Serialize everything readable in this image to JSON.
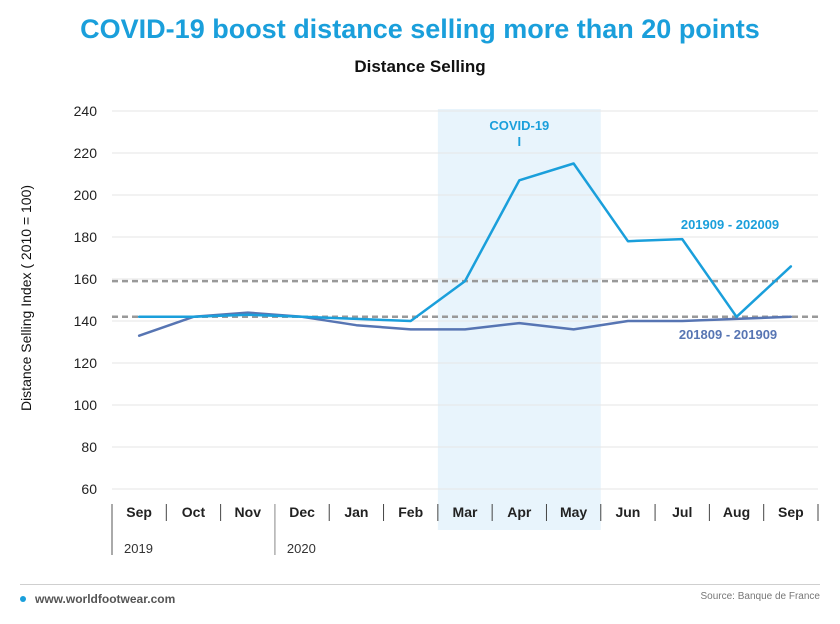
{
  "header": {
    "headline": "COVID-19 boost distance selling more than 20 points",
    "subtitle": "Distance Selling"
  },
  "footer": {
    "website": "www.worldfootwear.com",
    "source": "Source: Banque de France"
  },
  "colors": {
    "brand": "#1a9fdb",
    "series_2020": "#1a9fdb",
    "series_2019": "#5775b3",
    "covid_band": "#e8f4fc",
    "reference_line": "#999999"
  },
  "chart_data": {
    "type": "line",
    "title": "Distance Selling",
    "ylabel": "Distance Selling Index ( 2010 = 100)",
    "xlabel": "",
    "ylim": [
      60,
      240
    ],
    "yticks": [
      60,
      80,
      100,
      120,
      140,
      160,
      180,
      200,
      220,
      240
    ],
    "categories": [
      "Sep",
      "Oct",
      "Nov",
      "Dec",
      "Jan",
      "Feb",
      "Mar",
      "Apr",
      "May",
      "Jun",
      "Jul",
      "Aug",
      "Sep"
    ],
    "year_labels": [
      {
        "label": "2019",
        "start_index": 0
      },
      {
        "label": "2020",
        "start_index": 3
      }
    ],
    "grid": true,
    "series": [
      {
        "name": "201909 - 202009",
        "values": [
          142,
          142,
          143,
          142,
          141,
          140,
          159,
          207,
          215,
          178,
          179,
          142,
          166
        ]
      },
      {
        "name": "201809 - 201909",
        "values": [
          133,
          142,
          144,
          142,
          138,
          136,
          136,
          139,
          136,
          140,
          140,
          141,
          142
        ]
      }
    ],
    "reference_lines": [
      142,
      159
    ],
    "highlight": {
      "label": "COVID-19",
      "marker": "I",
      "from": "Mar",
      "to": "May"
    }
  }
}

::::::

REQUIRED TASK:
Would you set down the listing exactly, omitting pictures?

FINAL ANSWER:
Serialize everything readable in this image to JSON.
{
  "header": {
    "headline": "COVID-19 boost distance selling more than 20 points",
    "subtitle": "Distance Selling"
  },
  "footer": {
    "website": "www.worldfootwear.com",
    "source": "Source: Banque de France"
  },
  "colors": {
    "brand": "#1a9fdb",
    "series_2020": "#1a9fdb",
    "series_2019": "#5775b3",
    "covid_band": "#e8f4fc",
    "reference_line": "#999999"
  },
  "chart_data": {
    "type": "line",
    "title": "Distance Selling",
    "ylabel": "Distance Selling Index ( 2010 = 100)",
    "xlabel": "",
    "ylim": [
      60,
      240
    ],
    "yticks": [
      60,
      80,
      100,
      120,
      140,
      160,
      180,
      200,
      220,
      240
    ],
    "categories": [
      "Sep",
      "Oct",
      "Nov",
      "Dec",
      "Jan",
      "Feb",
      "Mar",
      "Apr",
      "May",
      "Jun",
      "Jul",
      "Aug",
      "Sep"
    ],
    "year_labels": [
      {
        "label": "2019",
        "start_index": 0
      },
      {
        "label": "2020",
        "start_index": 3
      }
    ],
    "grid": true,
    "series": [
      {
        "name": "201909 - 202009",
        "values": [
          142,
          142,
          143,
          142,
          141,
          140,
          159,
          207,
          215,
          178,
          179,
          142,
          166
        ]
      },
      {
        "name": "201809 - 201909",
        "values": [
          133,
          142,
          144,
          142,
          138,
          136,
          136,
          139,
          136,
          140,
          140,
          141,
          142
        ]
      }
    ],
    "reference_lines": [
      142,
      159
    ],
    "highlight": {
      "label": "COVID-19",
      "marker": "I",
      "from": "Mar",
      "to": "May"
    }
  }
}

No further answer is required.